_Stated exercise:_ Find the lines that hold the word "title" and return them.

- - - - -

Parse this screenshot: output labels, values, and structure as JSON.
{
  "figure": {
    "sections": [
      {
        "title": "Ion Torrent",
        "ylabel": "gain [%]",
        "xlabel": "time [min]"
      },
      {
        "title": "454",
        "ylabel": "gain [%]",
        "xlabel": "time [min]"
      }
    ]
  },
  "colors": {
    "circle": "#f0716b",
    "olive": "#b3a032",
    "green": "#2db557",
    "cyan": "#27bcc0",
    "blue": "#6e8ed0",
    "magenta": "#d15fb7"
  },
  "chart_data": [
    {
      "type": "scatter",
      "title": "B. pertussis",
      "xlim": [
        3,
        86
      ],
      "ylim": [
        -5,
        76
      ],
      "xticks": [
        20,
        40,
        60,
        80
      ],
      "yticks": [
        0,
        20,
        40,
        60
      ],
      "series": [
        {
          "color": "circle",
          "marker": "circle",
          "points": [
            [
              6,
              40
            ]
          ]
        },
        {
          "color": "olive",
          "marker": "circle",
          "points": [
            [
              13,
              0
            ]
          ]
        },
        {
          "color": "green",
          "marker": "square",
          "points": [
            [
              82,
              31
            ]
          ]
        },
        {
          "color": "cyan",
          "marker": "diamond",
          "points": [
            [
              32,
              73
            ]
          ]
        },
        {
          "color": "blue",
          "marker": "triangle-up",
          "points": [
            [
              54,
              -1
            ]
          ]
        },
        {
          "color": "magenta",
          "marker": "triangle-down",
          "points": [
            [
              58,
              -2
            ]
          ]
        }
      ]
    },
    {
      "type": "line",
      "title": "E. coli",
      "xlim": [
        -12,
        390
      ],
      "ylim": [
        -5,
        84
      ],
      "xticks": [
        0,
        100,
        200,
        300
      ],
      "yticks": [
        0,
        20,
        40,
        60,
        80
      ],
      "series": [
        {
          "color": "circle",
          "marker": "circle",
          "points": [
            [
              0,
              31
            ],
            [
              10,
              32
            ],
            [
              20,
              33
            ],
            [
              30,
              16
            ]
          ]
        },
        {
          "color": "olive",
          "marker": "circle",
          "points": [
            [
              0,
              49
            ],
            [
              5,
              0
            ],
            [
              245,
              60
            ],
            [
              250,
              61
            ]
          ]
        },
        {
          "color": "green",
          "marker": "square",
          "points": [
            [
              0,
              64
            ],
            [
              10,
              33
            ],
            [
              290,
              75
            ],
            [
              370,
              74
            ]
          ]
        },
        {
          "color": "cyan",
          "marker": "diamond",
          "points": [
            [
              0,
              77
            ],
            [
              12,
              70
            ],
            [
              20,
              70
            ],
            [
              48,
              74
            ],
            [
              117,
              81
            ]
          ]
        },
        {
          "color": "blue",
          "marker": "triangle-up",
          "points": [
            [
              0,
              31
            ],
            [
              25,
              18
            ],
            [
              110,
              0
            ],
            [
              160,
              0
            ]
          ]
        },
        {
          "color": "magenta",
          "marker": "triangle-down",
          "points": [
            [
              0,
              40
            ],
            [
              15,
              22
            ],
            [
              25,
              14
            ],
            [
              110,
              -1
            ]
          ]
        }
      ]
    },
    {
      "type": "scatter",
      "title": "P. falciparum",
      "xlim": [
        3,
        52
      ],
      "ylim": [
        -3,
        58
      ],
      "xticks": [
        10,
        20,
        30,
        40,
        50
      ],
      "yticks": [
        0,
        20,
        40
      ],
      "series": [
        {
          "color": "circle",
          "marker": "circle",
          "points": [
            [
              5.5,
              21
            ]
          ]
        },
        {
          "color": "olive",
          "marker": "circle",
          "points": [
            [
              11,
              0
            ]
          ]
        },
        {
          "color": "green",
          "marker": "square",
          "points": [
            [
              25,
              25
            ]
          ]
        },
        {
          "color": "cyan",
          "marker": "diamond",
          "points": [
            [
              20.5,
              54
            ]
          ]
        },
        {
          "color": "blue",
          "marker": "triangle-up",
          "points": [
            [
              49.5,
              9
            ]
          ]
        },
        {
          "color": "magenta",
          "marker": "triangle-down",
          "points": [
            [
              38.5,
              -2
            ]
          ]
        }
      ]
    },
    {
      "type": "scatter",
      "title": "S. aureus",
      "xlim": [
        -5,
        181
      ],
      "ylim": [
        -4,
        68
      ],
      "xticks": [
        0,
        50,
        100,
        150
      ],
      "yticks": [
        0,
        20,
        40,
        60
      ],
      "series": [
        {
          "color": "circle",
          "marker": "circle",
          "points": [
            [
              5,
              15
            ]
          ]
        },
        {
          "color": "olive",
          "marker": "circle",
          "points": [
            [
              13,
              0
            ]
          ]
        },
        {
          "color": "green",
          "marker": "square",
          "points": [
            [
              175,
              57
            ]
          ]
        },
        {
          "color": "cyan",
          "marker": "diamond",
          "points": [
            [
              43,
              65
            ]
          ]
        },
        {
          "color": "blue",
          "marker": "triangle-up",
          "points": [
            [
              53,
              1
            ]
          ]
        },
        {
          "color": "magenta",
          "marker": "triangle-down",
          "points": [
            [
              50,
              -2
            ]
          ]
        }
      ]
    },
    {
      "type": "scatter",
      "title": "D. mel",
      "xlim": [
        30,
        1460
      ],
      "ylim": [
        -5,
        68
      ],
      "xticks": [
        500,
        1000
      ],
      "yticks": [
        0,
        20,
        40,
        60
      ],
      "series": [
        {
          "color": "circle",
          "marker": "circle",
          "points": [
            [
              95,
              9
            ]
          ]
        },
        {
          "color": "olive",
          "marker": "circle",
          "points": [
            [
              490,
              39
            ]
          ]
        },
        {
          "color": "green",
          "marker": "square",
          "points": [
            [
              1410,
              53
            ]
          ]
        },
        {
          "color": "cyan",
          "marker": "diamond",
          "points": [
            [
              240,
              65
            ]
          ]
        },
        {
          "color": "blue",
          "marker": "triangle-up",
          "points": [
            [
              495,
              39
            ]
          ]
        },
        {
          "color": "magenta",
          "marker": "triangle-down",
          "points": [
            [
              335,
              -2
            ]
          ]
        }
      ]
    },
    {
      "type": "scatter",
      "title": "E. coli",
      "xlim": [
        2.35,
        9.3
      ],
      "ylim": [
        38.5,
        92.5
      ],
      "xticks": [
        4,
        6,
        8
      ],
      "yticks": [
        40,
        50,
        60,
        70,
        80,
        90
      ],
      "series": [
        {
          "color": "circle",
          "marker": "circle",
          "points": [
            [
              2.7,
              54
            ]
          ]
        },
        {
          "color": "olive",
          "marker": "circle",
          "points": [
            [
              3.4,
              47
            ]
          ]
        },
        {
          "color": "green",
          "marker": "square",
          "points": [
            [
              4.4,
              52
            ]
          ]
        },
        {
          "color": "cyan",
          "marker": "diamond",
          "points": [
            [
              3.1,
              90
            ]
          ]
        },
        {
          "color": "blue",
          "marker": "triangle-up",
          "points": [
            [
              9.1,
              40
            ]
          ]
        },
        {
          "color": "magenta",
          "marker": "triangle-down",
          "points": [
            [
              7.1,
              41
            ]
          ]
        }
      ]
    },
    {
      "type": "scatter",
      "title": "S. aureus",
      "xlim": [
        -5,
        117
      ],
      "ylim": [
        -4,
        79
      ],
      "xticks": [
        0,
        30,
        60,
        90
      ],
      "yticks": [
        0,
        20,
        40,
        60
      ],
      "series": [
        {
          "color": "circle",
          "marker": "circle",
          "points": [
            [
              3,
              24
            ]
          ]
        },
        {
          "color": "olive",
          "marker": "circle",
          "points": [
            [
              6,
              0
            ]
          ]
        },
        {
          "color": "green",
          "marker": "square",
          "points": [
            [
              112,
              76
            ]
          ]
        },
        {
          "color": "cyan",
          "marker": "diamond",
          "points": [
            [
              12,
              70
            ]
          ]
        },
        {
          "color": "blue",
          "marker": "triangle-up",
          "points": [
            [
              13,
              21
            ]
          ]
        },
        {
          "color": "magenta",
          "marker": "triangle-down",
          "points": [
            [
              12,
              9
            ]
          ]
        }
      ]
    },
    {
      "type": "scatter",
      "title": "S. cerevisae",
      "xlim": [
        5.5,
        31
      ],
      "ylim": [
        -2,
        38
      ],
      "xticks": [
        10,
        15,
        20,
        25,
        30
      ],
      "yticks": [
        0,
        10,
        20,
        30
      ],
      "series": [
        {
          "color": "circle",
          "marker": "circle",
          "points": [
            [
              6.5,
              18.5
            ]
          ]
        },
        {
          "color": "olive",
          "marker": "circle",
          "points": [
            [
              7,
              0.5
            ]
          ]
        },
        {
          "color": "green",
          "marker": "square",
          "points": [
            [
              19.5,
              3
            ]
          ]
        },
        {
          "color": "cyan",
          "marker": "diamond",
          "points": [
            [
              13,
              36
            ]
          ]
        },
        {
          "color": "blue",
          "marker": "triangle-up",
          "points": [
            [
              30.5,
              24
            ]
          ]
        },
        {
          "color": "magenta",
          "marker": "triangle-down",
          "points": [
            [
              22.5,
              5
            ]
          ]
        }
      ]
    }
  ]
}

- - - - -

_In response:_
        "title": "Ion Torrent",
        "title": "454",
      "title": "B. pertussis",
      "title": "E. coli",
      "title": "P. falciparum",
      "title": "S. aureus",
      "title": "D. mel",
      "title": "E. coli",
      "title": "S. aureus",
      "title": "S. cerevisae",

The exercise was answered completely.